- RECORD EXTRACTS

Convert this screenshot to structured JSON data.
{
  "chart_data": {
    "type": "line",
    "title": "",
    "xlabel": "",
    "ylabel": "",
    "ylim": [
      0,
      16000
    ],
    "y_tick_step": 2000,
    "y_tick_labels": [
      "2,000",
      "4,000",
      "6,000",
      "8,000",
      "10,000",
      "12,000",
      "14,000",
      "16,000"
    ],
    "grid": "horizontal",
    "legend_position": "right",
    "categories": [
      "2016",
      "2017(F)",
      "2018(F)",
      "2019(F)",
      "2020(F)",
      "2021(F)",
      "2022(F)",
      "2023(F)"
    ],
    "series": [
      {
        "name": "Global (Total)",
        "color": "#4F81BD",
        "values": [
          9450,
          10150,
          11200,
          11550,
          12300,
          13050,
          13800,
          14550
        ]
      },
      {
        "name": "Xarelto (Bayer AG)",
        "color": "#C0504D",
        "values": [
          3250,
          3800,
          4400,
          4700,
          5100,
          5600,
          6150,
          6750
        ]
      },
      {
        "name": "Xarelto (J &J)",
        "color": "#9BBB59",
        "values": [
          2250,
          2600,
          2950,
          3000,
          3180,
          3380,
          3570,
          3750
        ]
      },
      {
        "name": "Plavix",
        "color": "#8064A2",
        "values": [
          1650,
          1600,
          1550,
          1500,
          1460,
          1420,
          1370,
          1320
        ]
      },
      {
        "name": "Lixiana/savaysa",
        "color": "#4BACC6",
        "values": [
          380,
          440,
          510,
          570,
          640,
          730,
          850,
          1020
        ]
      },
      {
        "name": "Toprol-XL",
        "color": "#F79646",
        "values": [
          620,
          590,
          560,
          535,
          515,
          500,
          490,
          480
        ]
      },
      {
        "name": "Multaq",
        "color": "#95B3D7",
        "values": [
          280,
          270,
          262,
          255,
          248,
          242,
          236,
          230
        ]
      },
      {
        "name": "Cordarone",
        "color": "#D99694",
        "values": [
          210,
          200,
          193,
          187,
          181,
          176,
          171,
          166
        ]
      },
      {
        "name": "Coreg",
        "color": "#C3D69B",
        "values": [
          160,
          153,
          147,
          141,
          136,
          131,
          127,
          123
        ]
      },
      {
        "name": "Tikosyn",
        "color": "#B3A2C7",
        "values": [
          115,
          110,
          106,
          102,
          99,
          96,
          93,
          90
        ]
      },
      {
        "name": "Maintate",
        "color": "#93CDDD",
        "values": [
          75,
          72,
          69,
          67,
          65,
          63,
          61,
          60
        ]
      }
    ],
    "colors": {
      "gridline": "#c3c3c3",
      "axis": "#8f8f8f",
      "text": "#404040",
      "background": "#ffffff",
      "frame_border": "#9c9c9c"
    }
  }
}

- CHALLENGE
Work out how many lines in the records above contain the word "name", and reply with that number alone.

- RESULT
11